ニューヨークへ行きたいかー! / おー!
アメリカ横断ウルトラクイズ張りの大陸横断バス旅をしてから今年ちょうど40年経つという事実に気がついた。パリオリンピックの話題が増えるにつれ、過去の大会時期と場所のハナシを耳にしたからだった。
そう、ロサンゼルスオリンピックは1984年だった。大学二年の夏休みをほぼ全て使って、初海外旅行、初ひとり旅を敢行したのだった。スマホもグーグル先生もいない時代に、限られた予算とガイドブック一冊で二か月過ごそうというのだから、若い時は恐れを知らないというのは本当だ。当時週に一度くらい、生存確認代わりに自宅に絵葉書を送ったっけ。
予定は未定。
決まっていたのは、成田~ニューヨーク、そしてロサンゼルス~ホノルル~成田という大韓航空のチケットだけだった。ニューヨークからロサンゼルスをのんびりバス旅で巡る、というと雄大な感じがしないでもないが、実際にはただ尻と腰が痛くなるだけだった。それでもただ若いというだけで乗り切れた。
ニューヨーク~ボストン~フィラデルフィア~クリーブランド~デトロイト~シカゴ~ナッシュビル~アトランタ~ジャクソンビル~オーランド~マイアミ~キーウエスト~ニューオリンズ~ダラス~デンバー~ソルトレークシティ~カルガリー~バンフ~ジャスパー~バンクーバー~シアトル~ポートランド~サンフランシスコ~ロサンゼルス
これを無謀と言わずに何と言おう。もちろん全て下車したわけではないが、「アメリパス」という一定額で乗り放題チケットのおかげでずいぶん気軽に、行き先を決めずに乗り降りできた。
「よくグレイハウンド(なんかに)に乗ったね?!」

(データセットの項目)
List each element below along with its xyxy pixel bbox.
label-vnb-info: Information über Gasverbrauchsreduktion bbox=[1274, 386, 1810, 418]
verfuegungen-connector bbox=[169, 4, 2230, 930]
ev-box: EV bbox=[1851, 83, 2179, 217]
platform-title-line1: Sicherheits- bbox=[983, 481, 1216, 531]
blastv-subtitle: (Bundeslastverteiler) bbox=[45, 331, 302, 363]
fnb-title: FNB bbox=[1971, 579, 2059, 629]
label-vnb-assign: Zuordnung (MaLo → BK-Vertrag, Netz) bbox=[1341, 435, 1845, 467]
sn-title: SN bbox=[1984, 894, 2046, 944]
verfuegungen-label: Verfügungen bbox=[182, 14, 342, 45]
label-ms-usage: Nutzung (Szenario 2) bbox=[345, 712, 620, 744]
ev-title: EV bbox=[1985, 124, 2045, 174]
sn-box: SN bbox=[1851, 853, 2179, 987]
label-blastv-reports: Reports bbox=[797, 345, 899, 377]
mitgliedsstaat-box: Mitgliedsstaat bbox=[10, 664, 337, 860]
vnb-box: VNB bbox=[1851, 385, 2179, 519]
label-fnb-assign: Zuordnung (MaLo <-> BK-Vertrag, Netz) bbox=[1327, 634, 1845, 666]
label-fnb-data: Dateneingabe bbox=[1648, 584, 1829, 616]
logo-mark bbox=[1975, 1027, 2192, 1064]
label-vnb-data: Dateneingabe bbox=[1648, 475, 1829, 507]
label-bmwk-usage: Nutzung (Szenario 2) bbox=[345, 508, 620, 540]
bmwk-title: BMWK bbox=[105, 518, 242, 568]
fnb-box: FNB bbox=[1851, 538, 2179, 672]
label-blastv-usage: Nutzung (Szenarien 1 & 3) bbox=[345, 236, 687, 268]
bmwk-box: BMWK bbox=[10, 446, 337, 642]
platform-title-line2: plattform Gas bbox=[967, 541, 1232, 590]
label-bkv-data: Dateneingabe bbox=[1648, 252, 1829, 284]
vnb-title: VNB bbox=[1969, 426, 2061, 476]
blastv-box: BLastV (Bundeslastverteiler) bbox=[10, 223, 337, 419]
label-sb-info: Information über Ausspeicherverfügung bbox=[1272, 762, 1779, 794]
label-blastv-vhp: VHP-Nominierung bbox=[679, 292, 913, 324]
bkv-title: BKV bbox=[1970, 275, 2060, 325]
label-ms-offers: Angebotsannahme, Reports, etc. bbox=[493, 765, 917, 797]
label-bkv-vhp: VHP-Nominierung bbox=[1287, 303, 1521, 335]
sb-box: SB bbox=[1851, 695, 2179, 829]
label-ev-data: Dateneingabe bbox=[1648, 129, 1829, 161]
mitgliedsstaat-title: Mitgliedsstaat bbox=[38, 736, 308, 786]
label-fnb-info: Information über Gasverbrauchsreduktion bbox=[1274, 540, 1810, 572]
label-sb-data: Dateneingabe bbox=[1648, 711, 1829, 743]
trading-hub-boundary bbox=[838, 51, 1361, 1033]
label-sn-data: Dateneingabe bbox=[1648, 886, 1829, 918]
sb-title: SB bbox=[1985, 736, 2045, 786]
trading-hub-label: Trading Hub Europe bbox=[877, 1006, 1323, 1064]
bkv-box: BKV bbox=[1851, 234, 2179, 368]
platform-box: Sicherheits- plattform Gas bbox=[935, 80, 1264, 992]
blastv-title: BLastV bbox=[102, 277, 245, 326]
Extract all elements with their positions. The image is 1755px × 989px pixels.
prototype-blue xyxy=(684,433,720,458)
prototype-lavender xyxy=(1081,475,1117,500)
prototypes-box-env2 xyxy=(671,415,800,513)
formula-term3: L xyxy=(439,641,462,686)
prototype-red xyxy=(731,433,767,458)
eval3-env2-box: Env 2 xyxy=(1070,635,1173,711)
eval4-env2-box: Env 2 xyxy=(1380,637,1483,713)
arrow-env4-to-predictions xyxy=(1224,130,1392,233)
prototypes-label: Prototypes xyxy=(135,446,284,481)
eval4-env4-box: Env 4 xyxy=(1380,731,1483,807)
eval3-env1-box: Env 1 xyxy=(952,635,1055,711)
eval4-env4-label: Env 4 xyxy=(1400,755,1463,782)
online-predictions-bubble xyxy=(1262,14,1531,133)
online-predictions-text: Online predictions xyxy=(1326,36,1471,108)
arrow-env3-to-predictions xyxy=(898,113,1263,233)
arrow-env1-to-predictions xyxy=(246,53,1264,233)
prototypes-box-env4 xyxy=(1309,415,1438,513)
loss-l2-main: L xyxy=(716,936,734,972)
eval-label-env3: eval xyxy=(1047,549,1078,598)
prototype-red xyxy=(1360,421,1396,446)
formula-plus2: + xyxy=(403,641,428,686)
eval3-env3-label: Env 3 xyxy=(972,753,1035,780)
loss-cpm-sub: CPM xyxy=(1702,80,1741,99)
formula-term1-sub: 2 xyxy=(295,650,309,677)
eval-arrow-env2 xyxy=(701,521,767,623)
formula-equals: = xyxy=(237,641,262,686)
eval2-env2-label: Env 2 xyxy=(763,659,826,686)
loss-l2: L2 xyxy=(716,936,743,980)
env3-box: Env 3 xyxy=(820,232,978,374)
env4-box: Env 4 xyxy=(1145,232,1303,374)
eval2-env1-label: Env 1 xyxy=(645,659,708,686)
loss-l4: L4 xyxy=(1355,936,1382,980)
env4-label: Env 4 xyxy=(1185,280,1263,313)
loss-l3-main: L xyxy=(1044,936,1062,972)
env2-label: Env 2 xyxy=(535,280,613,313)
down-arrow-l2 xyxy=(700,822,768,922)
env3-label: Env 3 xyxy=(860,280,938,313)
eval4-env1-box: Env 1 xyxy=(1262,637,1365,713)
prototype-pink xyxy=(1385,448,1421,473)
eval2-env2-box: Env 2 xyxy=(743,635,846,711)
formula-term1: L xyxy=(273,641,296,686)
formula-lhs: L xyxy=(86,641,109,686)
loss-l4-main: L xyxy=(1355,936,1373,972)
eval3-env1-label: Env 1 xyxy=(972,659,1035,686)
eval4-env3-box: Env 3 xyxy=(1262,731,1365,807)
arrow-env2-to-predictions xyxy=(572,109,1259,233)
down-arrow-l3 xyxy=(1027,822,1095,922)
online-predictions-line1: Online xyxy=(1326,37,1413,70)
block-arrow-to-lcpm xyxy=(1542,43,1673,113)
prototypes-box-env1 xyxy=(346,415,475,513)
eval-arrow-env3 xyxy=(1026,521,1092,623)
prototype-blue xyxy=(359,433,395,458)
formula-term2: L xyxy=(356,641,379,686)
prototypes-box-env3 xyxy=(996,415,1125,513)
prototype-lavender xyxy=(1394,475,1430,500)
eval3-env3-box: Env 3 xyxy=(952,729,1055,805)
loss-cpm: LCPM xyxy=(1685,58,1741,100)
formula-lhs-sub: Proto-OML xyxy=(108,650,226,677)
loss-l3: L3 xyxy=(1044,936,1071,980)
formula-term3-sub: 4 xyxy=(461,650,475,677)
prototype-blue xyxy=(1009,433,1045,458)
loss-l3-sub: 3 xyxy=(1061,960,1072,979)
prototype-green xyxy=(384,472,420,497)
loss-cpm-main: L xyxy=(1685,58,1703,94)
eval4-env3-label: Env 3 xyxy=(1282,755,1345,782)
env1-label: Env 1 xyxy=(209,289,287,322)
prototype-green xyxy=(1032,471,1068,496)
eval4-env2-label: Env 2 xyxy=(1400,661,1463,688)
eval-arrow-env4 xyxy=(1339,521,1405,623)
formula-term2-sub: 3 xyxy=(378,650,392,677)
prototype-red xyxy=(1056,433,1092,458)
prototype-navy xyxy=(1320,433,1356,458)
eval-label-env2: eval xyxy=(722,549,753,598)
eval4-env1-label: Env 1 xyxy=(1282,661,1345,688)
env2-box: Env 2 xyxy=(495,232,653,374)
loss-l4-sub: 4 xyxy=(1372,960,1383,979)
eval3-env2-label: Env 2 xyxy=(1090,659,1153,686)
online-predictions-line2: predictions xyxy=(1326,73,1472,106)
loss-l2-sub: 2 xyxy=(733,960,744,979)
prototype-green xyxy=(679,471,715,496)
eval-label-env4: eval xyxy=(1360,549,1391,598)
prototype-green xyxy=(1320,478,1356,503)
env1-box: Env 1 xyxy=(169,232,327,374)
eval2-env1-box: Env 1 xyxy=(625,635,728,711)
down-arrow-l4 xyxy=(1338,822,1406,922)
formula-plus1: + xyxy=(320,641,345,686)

*課題*
本文の「そう、ロサンゼルスオリンピッ」で始まり「若いというだけで乗り切れた。」で終わる部分を書き直しなさい。その際、「絵葉書」を「手紙」に差し替えること。 データセットの行は参照しなくてよい。

*解答*
そう、ロサンゼルスオリンピックは1984年だった。大学二年の夏休みをほぼ全て使って、初海外旅行、初ひとり旅を敢行したのだった。スマホもグーグル先生もいない時代に、限られた予算とガイドブック一冊で二か月過ごそうというのだから、若い時は恐れを知らないというのは本当だ。当時週に一度くらい、生存確認代わりに自宅に手紙を送ったっけ。
予定は未定。
決まっていたのは、成田~ニューヨーク、そしてロサンゼルス~ホノルル~成田という大韓航空のチケットだけだった。ニューヨークからロサンゼルスをのんびりバス旅で巡る、というと雄大な感じがしないでもないが、実際にはただ尻と腰が痛くなるだけだった。それでもただ若いというだけで乗り切れた。